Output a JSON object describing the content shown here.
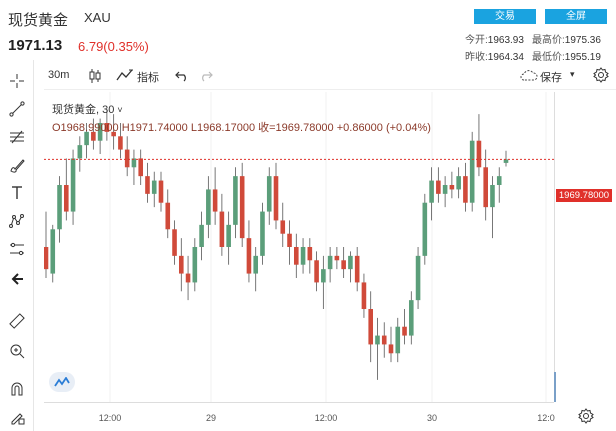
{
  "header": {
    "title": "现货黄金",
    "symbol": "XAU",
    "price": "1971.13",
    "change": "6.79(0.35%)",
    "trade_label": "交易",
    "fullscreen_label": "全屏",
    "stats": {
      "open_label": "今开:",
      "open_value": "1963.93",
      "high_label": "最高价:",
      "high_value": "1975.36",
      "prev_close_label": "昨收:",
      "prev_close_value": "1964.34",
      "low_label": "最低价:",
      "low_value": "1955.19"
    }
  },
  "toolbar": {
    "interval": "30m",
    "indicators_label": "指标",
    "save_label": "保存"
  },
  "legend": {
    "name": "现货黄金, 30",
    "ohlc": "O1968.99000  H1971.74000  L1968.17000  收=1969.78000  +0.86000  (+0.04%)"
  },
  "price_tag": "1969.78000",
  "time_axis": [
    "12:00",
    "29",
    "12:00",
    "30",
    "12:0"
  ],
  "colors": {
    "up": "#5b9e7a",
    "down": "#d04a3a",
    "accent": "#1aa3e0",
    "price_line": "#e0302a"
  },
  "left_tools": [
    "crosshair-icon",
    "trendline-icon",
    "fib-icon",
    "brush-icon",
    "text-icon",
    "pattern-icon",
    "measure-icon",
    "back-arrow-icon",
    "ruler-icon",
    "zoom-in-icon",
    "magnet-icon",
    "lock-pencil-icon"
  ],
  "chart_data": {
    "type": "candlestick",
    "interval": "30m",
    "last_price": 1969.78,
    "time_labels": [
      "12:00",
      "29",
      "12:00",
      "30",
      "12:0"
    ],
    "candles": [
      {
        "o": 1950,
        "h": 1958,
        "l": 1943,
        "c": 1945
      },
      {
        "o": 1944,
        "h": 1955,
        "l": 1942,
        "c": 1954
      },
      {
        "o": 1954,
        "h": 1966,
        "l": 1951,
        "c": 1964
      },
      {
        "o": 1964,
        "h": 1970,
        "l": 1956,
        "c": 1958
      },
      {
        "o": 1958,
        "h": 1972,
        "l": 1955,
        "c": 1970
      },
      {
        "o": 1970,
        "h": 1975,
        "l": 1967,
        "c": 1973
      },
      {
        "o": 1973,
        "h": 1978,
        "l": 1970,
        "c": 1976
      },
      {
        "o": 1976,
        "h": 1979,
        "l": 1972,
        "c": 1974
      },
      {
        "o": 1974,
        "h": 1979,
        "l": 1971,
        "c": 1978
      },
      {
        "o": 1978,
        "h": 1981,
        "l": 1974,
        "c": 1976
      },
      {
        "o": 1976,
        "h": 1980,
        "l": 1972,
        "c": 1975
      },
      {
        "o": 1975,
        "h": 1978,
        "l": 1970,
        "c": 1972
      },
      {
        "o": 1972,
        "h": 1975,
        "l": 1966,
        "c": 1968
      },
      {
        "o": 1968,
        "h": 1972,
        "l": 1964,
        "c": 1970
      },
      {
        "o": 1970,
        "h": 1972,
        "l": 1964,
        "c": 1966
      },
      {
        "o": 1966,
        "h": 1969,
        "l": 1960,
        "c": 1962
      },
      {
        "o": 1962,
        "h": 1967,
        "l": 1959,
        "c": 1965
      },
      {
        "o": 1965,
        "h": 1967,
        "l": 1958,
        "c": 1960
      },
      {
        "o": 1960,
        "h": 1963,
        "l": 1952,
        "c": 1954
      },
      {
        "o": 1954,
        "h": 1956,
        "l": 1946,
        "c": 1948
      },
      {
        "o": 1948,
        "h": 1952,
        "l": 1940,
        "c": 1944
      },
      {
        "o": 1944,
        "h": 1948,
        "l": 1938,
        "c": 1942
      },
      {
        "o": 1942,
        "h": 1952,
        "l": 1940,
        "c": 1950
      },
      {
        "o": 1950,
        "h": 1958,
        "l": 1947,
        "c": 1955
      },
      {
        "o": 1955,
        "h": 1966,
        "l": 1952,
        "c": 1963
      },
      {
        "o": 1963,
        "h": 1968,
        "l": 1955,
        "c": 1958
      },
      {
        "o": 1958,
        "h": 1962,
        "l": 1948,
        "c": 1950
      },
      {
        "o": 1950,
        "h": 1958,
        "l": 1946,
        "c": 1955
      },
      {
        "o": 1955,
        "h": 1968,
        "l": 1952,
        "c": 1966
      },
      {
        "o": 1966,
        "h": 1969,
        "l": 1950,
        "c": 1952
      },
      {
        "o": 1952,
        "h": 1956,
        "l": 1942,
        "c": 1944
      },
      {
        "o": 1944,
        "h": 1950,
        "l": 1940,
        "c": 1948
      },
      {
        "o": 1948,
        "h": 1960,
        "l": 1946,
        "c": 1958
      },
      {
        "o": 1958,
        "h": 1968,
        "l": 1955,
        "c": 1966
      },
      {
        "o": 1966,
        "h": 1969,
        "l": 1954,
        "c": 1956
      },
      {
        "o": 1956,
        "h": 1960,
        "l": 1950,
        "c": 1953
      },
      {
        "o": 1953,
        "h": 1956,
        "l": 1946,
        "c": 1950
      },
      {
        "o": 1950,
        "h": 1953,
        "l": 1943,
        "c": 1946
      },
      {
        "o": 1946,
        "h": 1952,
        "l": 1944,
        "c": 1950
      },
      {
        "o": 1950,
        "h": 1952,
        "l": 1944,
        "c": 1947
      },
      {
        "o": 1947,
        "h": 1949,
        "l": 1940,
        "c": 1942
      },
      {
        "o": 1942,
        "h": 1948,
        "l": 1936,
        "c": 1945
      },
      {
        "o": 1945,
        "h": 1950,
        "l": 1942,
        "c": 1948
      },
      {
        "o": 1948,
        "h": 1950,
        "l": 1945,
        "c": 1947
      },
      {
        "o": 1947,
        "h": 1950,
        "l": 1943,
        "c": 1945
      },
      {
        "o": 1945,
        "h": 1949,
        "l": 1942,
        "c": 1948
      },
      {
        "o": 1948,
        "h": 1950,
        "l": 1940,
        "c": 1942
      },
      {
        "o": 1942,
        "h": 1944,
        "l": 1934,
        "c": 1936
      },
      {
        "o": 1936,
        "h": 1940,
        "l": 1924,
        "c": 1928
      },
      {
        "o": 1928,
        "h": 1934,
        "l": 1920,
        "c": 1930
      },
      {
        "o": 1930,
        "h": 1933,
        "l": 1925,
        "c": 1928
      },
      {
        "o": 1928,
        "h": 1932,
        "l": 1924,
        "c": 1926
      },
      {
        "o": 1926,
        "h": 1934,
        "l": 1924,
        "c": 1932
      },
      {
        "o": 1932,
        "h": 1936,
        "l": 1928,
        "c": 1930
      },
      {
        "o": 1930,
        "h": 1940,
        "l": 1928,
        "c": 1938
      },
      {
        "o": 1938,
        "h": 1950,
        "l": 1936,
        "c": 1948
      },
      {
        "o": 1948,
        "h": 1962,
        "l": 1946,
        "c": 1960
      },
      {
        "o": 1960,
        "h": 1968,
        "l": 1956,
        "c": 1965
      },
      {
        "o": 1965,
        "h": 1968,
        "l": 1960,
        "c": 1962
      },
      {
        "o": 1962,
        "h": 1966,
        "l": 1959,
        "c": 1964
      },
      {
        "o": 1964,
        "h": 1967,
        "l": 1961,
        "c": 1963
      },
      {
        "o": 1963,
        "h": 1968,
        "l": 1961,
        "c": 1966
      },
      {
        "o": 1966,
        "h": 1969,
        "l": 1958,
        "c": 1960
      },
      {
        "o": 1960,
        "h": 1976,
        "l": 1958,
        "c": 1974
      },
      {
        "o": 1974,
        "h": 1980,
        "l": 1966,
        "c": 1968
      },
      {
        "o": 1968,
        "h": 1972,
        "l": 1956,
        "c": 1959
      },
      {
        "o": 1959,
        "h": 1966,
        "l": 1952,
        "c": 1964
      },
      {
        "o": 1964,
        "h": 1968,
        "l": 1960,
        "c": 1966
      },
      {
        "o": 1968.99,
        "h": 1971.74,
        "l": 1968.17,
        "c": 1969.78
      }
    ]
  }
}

= = = = =

Pick out each line that holds the string "icon".

Written response =
    "crosshair-icon",
    "trendline-icon",
    "fib-icon",
    "brush-icon",
    "text-icon",
    "pattern-icon",
    "measure-icon",
    "back-arrow-icon",
    "ruler-icon",
    "zoom-in-icon",
    "magnet-icon",
    "lock-pencil-icon"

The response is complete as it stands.